Search the material for the string "TORONTO" and copy each line where it occurs.

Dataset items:
>> START
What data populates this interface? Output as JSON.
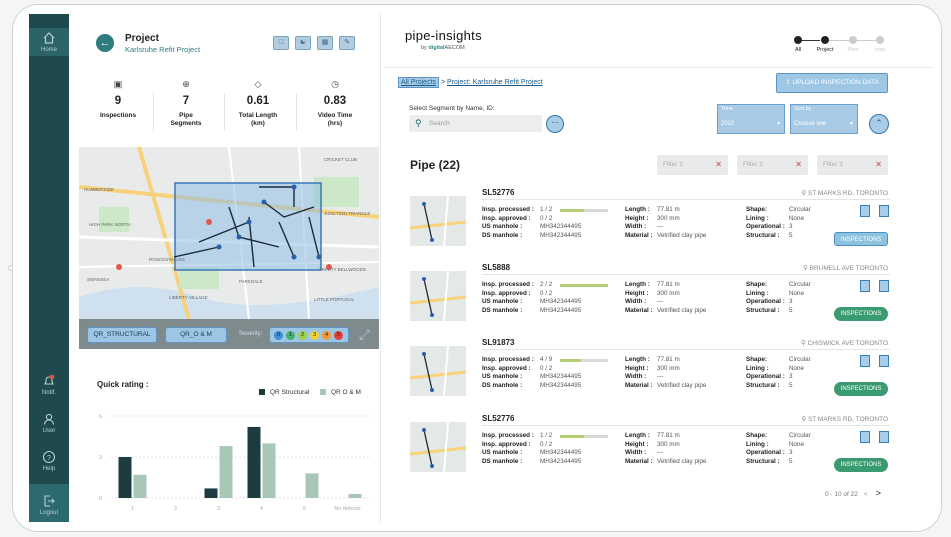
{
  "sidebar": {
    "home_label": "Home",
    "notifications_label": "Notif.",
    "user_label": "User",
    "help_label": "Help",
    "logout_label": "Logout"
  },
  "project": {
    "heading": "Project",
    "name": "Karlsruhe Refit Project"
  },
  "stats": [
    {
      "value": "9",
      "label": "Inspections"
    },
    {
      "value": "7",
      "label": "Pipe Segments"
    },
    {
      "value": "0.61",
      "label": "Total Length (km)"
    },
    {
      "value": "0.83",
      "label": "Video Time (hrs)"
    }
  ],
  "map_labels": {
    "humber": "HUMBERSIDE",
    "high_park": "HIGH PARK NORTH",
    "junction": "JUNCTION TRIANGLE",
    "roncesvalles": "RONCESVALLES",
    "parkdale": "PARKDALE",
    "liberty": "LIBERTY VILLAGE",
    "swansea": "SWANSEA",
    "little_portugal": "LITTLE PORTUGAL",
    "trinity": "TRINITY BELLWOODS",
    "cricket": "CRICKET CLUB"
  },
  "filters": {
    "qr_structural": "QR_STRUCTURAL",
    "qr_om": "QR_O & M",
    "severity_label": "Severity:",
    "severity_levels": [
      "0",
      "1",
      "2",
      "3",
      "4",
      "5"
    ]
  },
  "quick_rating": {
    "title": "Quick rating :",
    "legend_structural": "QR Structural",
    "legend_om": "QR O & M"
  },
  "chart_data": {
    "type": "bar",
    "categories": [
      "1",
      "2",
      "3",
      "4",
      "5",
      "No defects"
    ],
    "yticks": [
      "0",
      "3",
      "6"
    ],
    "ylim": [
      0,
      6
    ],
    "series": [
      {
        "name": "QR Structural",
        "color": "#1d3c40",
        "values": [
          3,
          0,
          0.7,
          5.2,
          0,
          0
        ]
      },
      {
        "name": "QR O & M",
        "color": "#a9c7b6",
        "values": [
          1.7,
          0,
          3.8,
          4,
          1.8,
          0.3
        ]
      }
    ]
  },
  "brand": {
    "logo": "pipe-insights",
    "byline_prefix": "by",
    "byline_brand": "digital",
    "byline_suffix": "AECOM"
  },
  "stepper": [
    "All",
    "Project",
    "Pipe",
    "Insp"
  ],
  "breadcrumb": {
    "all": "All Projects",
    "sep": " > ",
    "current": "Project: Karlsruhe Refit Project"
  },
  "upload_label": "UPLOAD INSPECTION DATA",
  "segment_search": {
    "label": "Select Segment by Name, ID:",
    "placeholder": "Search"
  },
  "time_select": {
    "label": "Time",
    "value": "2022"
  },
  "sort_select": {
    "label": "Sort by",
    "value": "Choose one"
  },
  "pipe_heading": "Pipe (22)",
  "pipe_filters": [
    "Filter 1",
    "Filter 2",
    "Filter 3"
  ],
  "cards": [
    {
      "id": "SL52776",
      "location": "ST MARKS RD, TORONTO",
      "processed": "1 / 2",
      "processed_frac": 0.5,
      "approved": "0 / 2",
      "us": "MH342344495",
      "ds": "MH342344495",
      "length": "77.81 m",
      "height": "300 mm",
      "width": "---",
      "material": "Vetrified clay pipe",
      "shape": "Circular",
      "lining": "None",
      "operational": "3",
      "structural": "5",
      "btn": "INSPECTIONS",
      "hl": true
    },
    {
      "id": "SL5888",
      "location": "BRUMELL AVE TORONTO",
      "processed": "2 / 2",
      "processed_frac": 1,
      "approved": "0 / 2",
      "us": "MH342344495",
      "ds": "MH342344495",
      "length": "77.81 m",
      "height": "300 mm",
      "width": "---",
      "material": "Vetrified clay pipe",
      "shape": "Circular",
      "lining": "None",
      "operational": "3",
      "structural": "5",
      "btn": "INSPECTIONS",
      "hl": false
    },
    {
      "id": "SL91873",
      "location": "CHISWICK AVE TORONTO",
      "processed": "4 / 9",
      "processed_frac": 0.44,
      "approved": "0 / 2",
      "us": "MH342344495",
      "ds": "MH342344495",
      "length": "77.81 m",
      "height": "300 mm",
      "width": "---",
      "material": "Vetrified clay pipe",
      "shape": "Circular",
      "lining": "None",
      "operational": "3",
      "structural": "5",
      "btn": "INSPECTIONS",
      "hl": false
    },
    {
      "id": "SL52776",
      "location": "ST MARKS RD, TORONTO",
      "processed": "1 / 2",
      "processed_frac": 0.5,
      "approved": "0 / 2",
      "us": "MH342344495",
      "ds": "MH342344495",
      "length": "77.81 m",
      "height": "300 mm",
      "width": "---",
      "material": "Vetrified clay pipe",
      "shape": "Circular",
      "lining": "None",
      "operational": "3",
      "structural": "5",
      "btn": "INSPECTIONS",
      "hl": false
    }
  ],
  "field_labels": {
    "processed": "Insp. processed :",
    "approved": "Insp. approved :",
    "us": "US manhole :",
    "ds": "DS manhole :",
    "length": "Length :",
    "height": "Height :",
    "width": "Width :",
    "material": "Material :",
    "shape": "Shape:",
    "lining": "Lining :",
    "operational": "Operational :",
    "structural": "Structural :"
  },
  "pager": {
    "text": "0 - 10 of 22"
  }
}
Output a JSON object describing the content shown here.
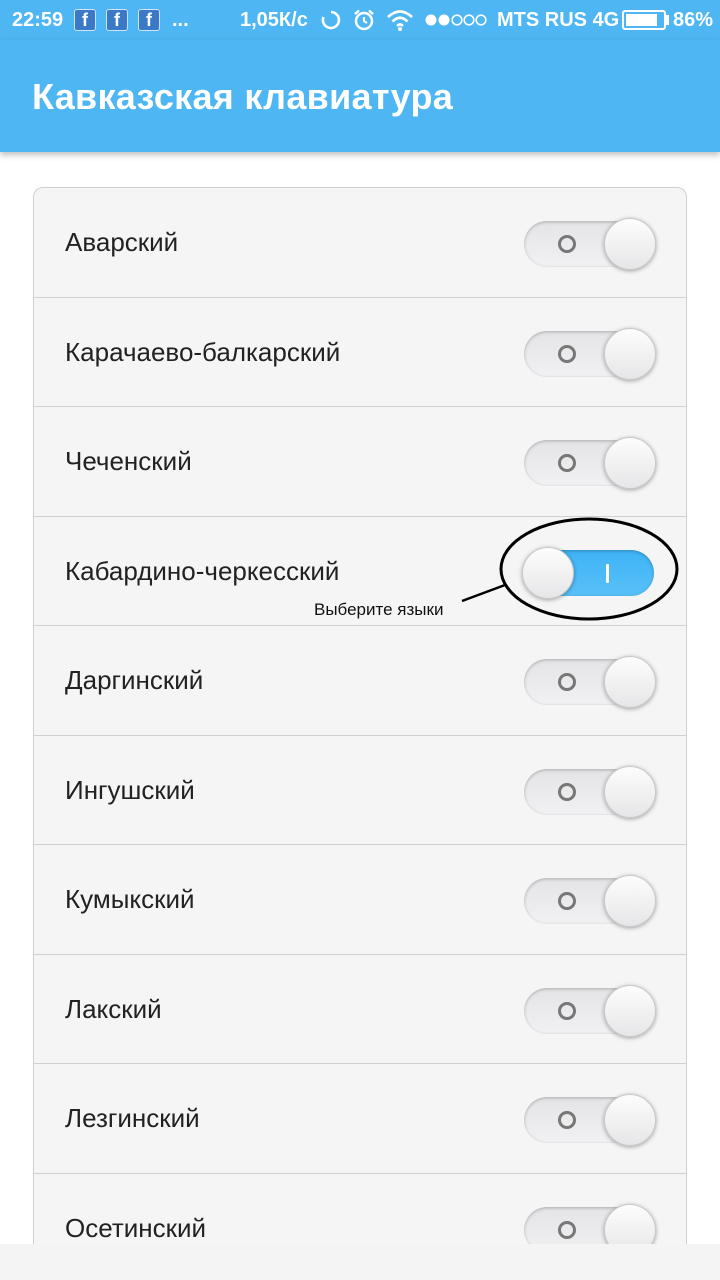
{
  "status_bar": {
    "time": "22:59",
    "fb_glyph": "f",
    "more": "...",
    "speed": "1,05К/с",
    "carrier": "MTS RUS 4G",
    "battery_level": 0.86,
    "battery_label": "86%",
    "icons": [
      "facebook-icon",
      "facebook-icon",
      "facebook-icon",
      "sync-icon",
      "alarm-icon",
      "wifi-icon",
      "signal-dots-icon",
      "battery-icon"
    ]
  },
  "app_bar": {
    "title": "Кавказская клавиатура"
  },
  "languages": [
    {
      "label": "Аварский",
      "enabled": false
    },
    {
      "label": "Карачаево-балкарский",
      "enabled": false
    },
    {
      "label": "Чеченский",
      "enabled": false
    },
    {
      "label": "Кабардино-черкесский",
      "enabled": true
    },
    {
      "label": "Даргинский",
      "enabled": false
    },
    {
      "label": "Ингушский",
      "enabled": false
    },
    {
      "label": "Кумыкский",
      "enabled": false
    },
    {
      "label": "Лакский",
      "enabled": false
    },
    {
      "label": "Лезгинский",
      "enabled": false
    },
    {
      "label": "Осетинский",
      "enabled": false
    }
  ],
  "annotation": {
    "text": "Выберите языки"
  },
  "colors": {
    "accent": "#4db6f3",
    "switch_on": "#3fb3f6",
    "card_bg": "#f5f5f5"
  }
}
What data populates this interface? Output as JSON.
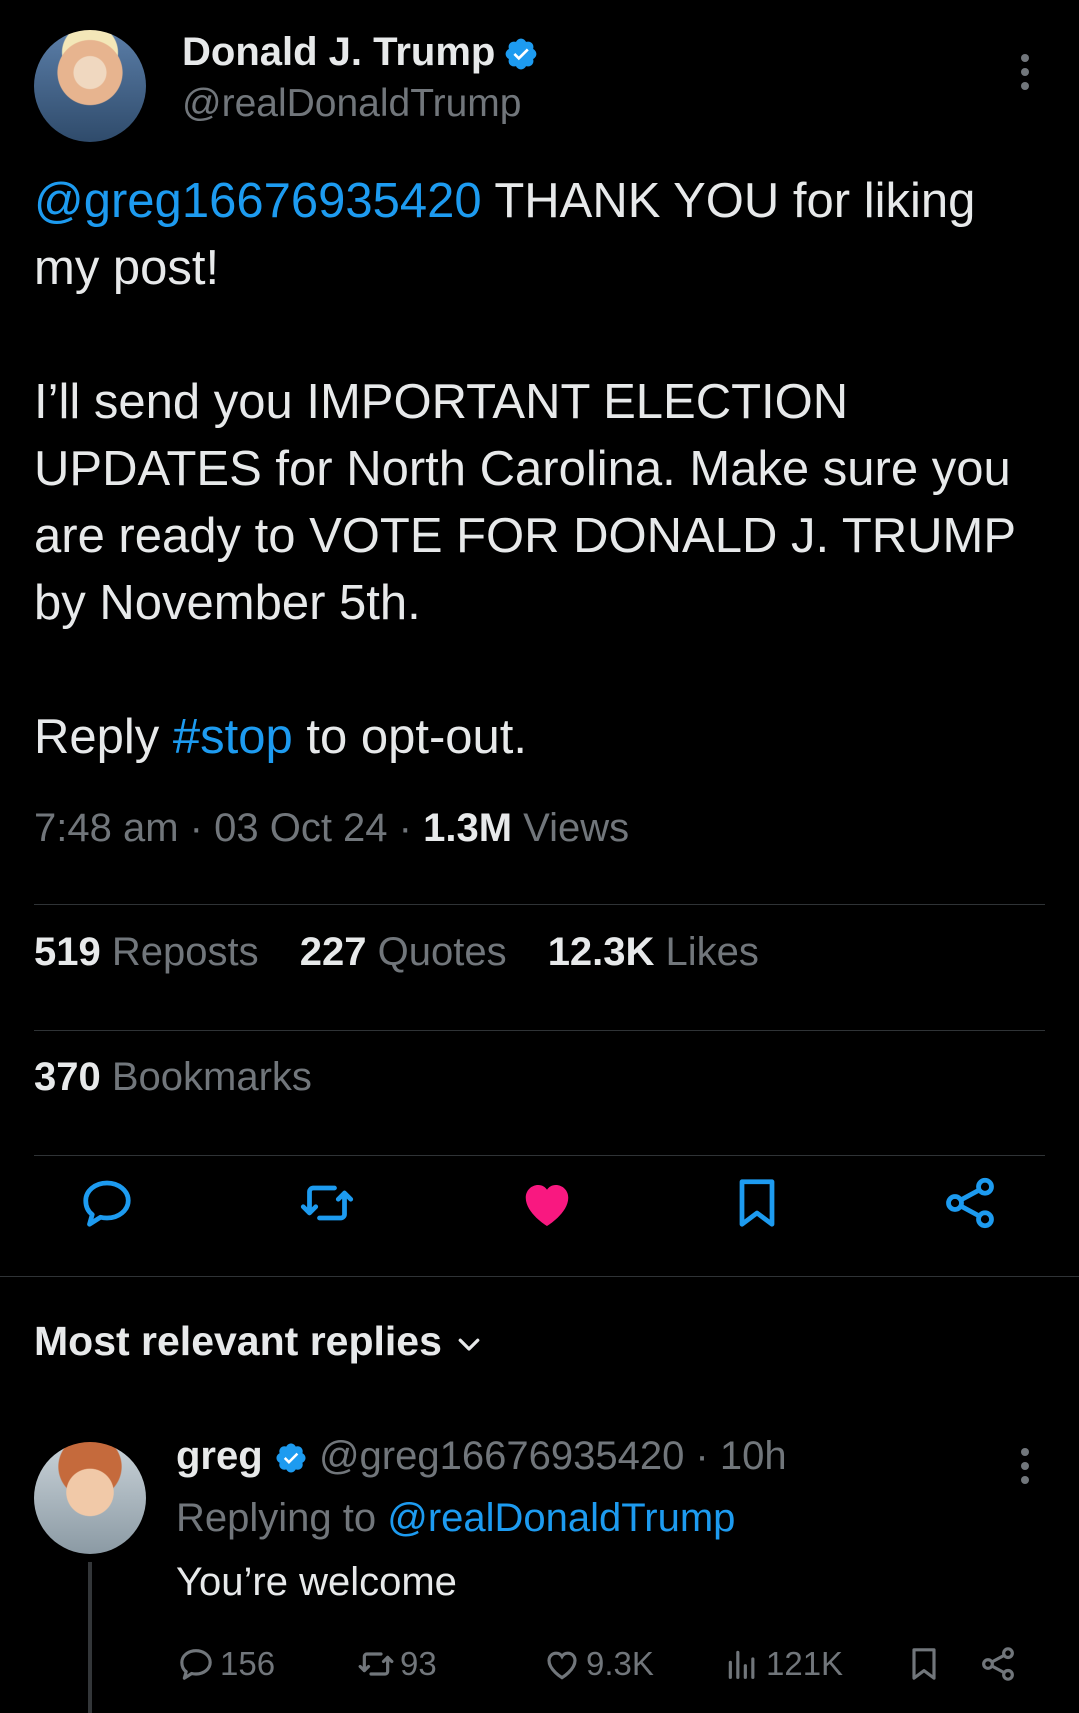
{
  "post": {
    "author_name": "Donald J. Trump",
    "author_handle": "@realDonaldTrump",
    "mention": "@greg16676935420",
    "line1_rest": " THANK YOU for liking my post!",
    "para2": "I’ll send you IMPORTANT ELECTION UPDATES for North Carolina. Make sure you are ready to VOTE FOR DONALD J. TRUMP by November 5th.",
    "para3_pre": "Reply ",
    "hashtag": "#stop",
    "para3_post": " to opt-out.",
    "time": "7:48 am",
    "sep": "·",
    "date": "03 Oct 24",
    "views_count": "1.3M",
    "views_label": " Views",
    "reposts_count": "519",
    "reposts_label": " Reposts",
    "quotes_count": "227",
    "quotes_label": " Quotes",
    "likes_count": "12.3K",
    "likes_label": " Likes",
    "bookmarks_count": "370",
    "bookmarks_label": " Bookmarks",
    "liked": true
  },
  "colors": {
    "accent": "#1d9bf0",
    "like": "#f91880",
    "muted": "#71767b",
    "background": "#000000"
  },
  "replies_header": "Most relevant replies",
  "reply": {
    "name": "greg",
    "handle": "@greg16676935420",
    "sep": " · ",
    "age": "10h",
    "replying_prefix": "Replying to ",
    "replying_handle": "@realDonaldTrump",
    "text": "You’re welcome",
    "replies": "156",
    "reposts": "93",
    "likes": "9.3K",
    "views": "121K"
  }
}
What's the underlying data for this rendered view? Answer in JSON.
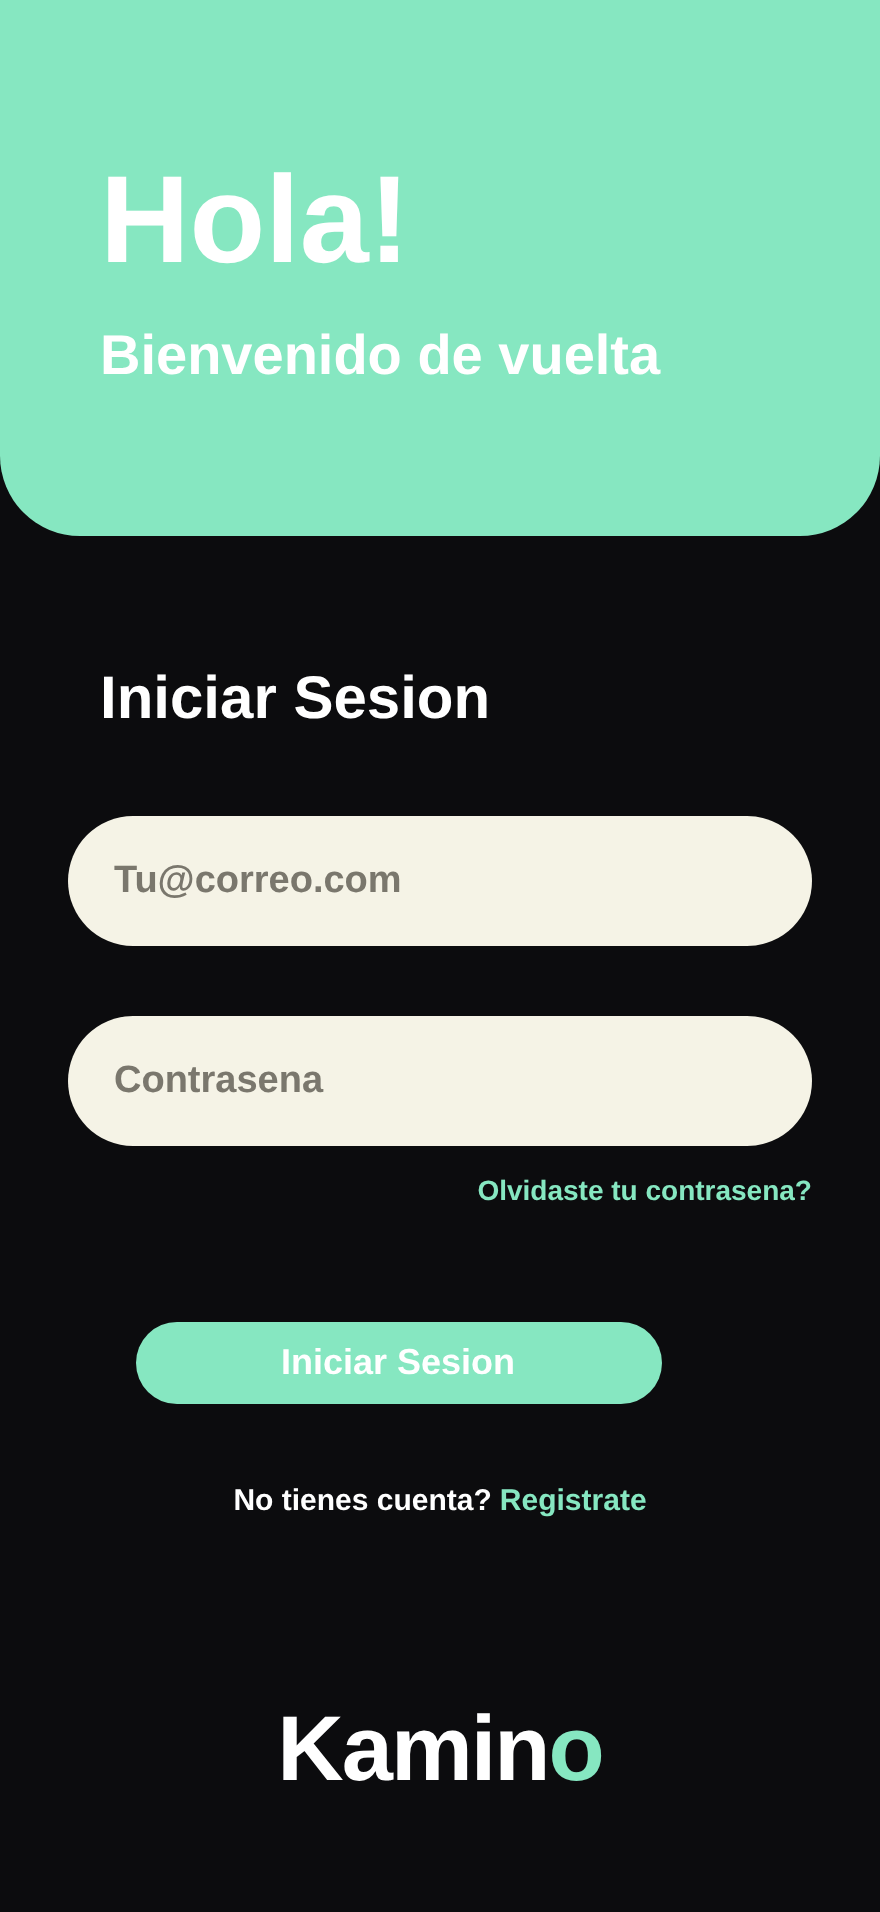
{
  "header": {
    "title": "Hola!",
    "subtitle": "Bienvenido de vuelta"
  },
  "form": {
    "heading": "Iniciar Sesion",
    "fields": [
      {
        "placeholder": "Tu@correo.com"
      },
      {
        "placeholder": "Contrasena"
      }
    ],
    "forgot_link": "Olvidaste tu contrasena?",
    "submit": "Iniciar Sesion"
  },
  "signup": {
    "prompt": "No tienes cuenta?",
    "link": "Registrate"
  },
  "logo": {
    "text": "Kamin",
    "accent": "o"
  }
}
>> END
Worked solution
      "location": "ST MARKS RD, TORONTO",
      "location": "BRUMELL AVE TORONTO",
      "location": "CHISWICK AVE TORONTO",
      "location": "ST MARKS RD, TORONTO",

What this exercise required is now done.